Work instructions => Pick out each line in these entries that contains the string "datavg".

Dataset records
* BEGIN *
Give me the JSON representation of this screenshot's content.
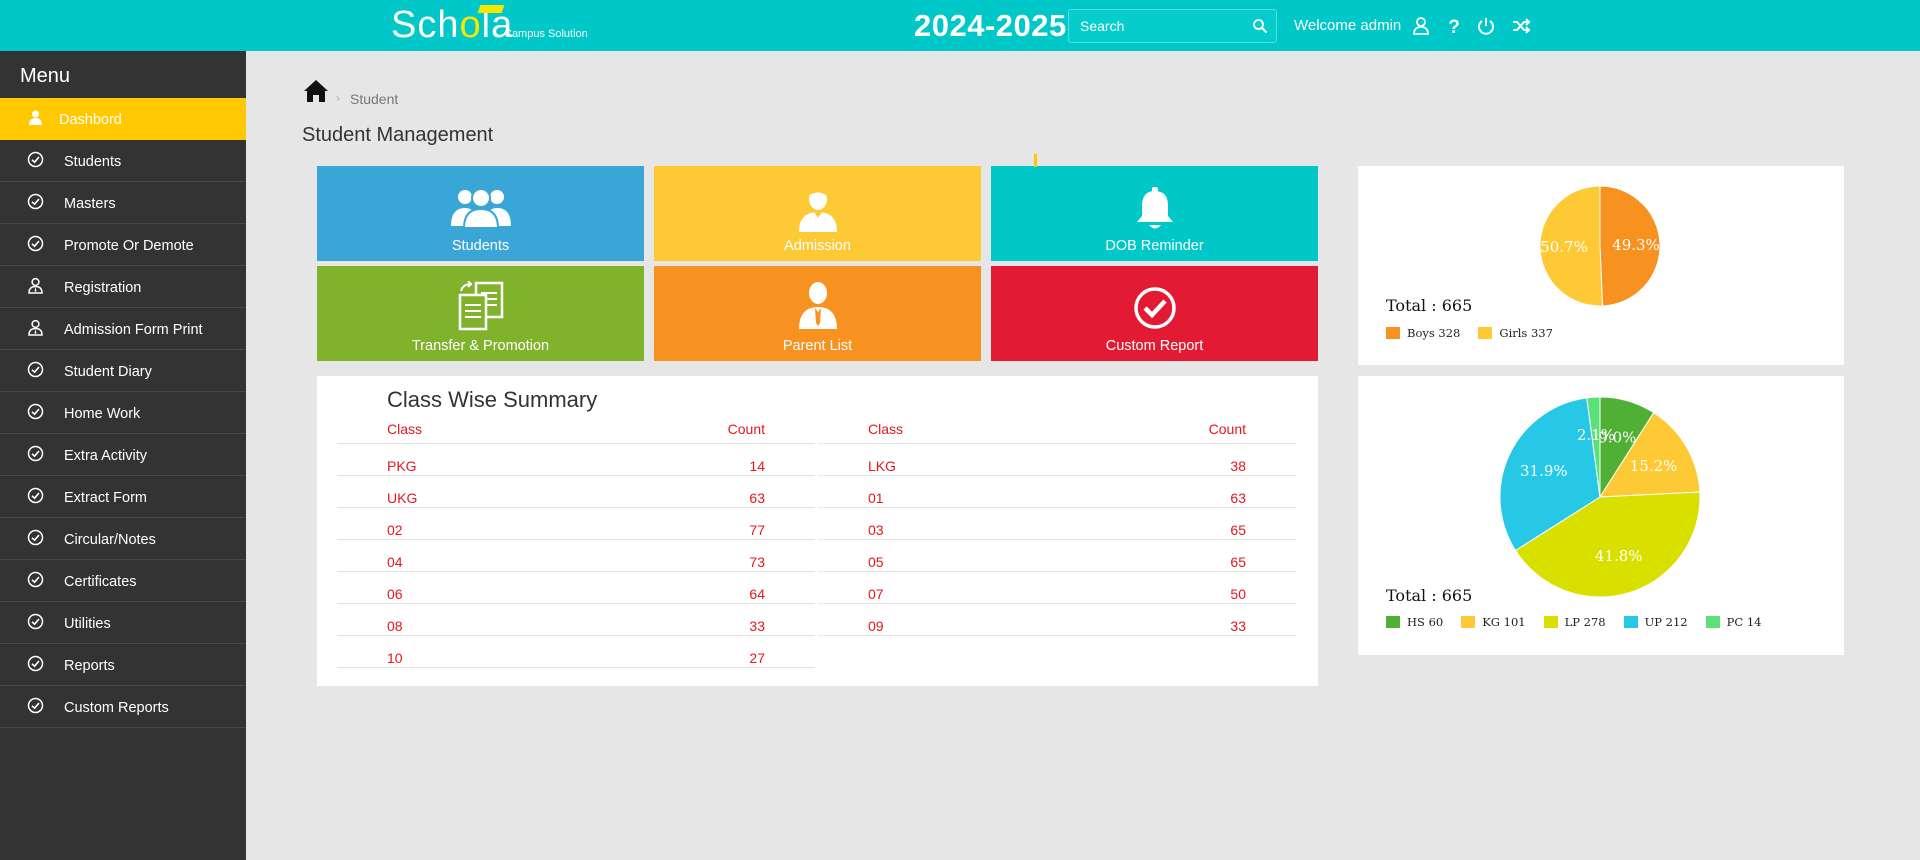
{
  "header": {
    "logo_text": "Schola",
    "logo_sub": "Campus Solution",
    "year": "2024-2025",
    "search_placeholder": "Search",
    "welcome": "Welcome admin"
  },
  "sidebar": {
    "title": "Menu",
    "items": [
      {
        "label": "Dashbord",
        "icon": "user-icon",
        "active": true
      },
      {
        "label": "Students",
        "icon": "check-circle-icon"
      },
      {
        "label": "Masters",
        "icon": "check-circle-icon"
      },
      {
        "label": "Promote Or Demote",
        "icon": "check-circle-icon"
      },
      {
        "label": "Registration",
        "icon": "user-tie-icon"
      },
      {
        "label": "Admission Form Print",
        "icon": "user-tie-icon"
      },
      {
        "label": "Student Diary",
        "icon": "check-circle-icon"
      },
      {
        "label": "Home Work",
        "icon": "check-circle-icon"
      },
      {
        "label": "Extra Activity",
        "icon": "check-circle-icon"
      },
      {
        "label": "Extract Form",
        "icon": "check-circle-icon"
      },
      {
        "label": "Circular/Notes",
        "icon": "check-circle-icon"
      },
      {
        "label": "Certificates",
        "icon": "check-circle-icon"
      },
      {
        "label": "Utilities",
        "icon": "check-circle-icon"
      },
      {
        "label": "Reports",
        "icon": "check-circle-icon"
      },
      {
        "label": "Custom Reports",
        "icon": "check-circle-icon"
      }
    ]
  },
  "breadcrumb": {
    "current": "Student"
  },
  "page_title": "Student Management",
  "tiles": [
    {
      "label": "Students",
      "color": "#3aa6d8",
      "icon": "users-icon"
    },
    {
      "label": "Admission",
      "color": "#fdc935",
      "icon": "admission-user-icon"
    },
    {
      "label": "DOB Reminder",
      "color": "#00c8c8",
      "icon": "bell-icon"
    },
    {
      "label": "Transfer & Promotion",
      "color": "#80b22c",
      "icon": "document-transfer-icon"
    },
    {
      "label": "Parent List",
      "color": "#f7911f",
      "icon": "parent-user-icon"
    },
    {
      "label": "Custom Report",
      "color": "#e31a34",
      "icon": "check-circle-icon"
    }
  ],
  "summary": {
    "title": "Class Wise Summary",
    "col_class": "Class",
    "col_count": "Count",
    "left_rows": [
      {
        "class": "PKG",
        "count": "14"
      },
      {
        "class": "UKG",
        "count": "63"
      },
      {
        "class": "02",
        "count": "77"
      },
      {
        "class": "04",
        "count": "73"
      },
      {
        "class": "06",
        "count": "64"
      },
      {
        "class": "08",
        "count": "33"
      },
      {
        "class": "10",
        "count": "27"
      }
    ],
    "right_rows": [
      {
        "class": "LKG",
        "count": "38"
      },
      {
        "class": "01",
        "count": "63"
      },
      {
        "class": "03",
        "count": "65"
      },
      {
        "class": "05",
        "count": "65"
      },
      {
        "class": "07",
        "count": "50"
      },
      {
        "class": "09",
        "count": "33"
      }
    ]
  },
  "gender_chart": {
    "total_label": "Total : 665",
    "legend": [
      {
        "label": "Boys 328",
        "color": "#f7911f"
      },
      {
        "label": "Girls 337",
        "color": "#fdc935"
      }
    ]
  },
  "section_chart": {
    "total_label": "Total : 665",
    "legend": [
      {
        "label": "HS 60",
        "color": "#4fb035"
      },
      {
        "label": "KG 101",
        "color": "#fdc935"
      },
      {
        "label": "LP 278",
        "color": "#d9e000"
      },
      {
        "label": "UP 212",
        "color": "#26c8e6"
      },
      {
        "label": "PC 14",
        "color": "#5de07a"
      }
    ]
  },
  "chart_data": [
    {
      "type": "pie",
      "title": "",
      "labels": [
        "Boys",
        "Girls"
      ],
      "values": [
        328,
        337
      ],
      "percent_labels": [
        "49.3%",
        "50.7%"
      ],
      "colors": [
        "#f7911f",
        "#fdc935"
      ],
      "total": 665
    },
    {
      "type": "pie",
      "title": "",
      "labels": [
        "HS",
        "KG",
        "LP",
        "UP",
        "PC"
      ],
      "values": [
        60,
        101,
        278,
        212,
        14
      ],
      "percent_labels": [
        "9.0%",
        "15.2%",
        "41.8%",
        "31.9%",
        "2.1%"
      ],
      "colors": [
        "#4fb035",
        "#fdc935",
        "#d9e000",
        "#26c8e6",
        "#5de07a"
      ],
      "total": 665
    }
  ]
}
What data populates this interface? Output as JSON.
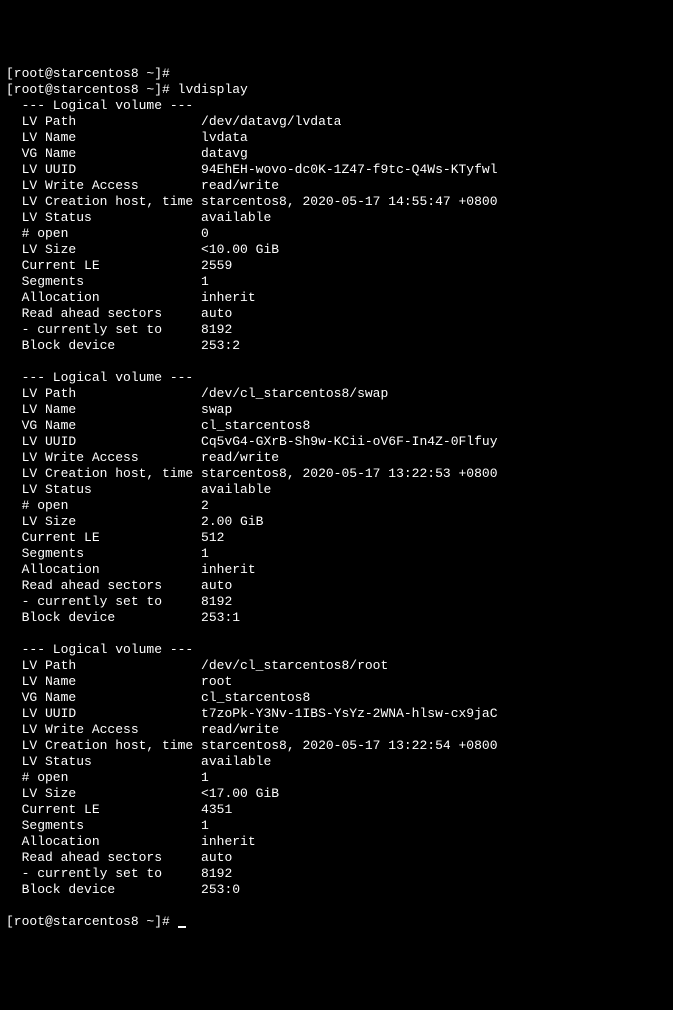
{
  "top_line": "[root@starcentos8 ~]#",
  "prompt": "[root@starcentos8 ~]# ",
  "command": "lvdisplay",
  "section_header": "  --- Logical volume ---",
  "blank": " ",
  "volumes": [
    {
      "lv_path_label": "  LV Path                ",
      "lv_path": "/dev/datavg/lvdata",
      "lv_name_label": "  LV Name                ",
      "lv_name": "lvdata",
      "vg_name_label": "  VG Name                ",
      "vg_name": "datavg",
      "lv_uuid_label": "  LV UUID                ",
      "lv_uuid": "94EhEH-wovo-dc0K-1Z47-f9tc-Q4Ws-KTyfwl",
      "write_access_label": "  LV Write Access        ",
      "write_access": "read/write",
      "creation_label": "  LV Creation host, time ",
      "creation": "starcentos8, 2020-05-17 14:55:47 +0800",
      "status_label": "  LV Status              ",
      "status": "available",
      "open_label": "  # open                 ",
      "open": "0",
      "size_label": "  LV Size                ",
      "size": "<10.00 GiB",
      "le_label": "  Current LE             ",
      "le": "2559",
      "segments_label": "  Segments               ",
      "segments": "1",
      "allocation_label": "  Allocation             ",
      "allocation": "inherit",
      "read_ahead_label": "  Read ahead sectors     ",
      "read_ahead": "auto",
      "currently_label": "  - currently set to     ",
      "currently": "8192",
      "block_label": "  Block device           ",
      "block": "253:2"
    },
    {
      "lv_path_label": "  LV Path                ",
      "lv_path": "/dev/cl_starcentos8/swap",
      "lv_name_label": "  LV Name                ",
      "lv_name": "swap",
      "vg_name_label": "  VG Name                ",
      "vg_name": "cl_starcentos8",
      "lv_uuid_label": "  LV UUID                ",
      "lv_uuid": "Cq5vG4-GXrB-Sh9w-KCii-oV6F-In4Z-0Flfuy",
      "write_access_label": "  LV Write Access        ",
      "write_access": "read/write",
      "creation_label": "  LV Creation host, time ",
      "creation": "starcentos8, 2020-05-17 13:22:53 +0800",
      "status_label": "  LV Status              ",
      "status": "available",
      "open_label": "  # open                 ",
      "open": "2",
      "size_label": "  LV Size                ",
      "size": "2.00 GiB",
      "le_label": "  Current LE             ",
      "le": "512",
      "segments_label": "  Segments               ",
      "segments": "1",
      "allocation_label": "  Allocation             ",
      "allocation": "inherit",
      "read_ahead_label": "  Read ahead sectors     ",
      "read_ahead": "auto",
      "currently_label": "  - currently set to     ",
      "currently": "8192",
      "block_label": "  Block device           ",
      "block": "253:1"
    },
    {
      "lv_path_label": "  LV Path                ",
      "lv_path": "/dev/cl_starcentos8/root",
      "lv_name_label": "  LV Name                ",
      "lv_name": "root",
      "vg_name_label": "  VG Name                ",
      "vg_name": "cl_starcentos8",
      "lv_uuid_label": "  LV UUID                ",
      "lv_uuid": "t7zoPk-Y3Nv-1IBS-YsYz-2WNA-hlsw-cx9jaC",
      "write_access_label": "  LV Write Access        ",
      "write_access": "read/write",
      "creation_label": "  LV Creation host, time ",
      "creation": "starcentos8, 2020-05-17 13:22:54 +0800",
      "status_label": "  LV Status              ",
      "status": "available",
      "open_label": "  # open                 ",
      "open": "1",
      "size_label": "  LV Size                ",
      "size": "<17.00 GiB",
      "le_label": "  Current LE             ",
      "le": "4351",
      "segments_label": "  Segments               ",
      "segments": "1",
      "allocation_label": "  Allocation             ",
      "allocation": "inherit",
      "read_ahead_label": "  Read ahead sectors     ",
      "read_ahead": "auto",
      "currently_label": "  - currently set to     ",
      "currently": "8192",
      "block_label": "  Block device           ",
      "block": "253:0"
    }
  ],
  "end_prompt": "[root@starcentos8 ~]# "
}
* END *
Full response =>
      "lv_path": "/dev/datavg/lvdata",
      "vg_name": "datavg",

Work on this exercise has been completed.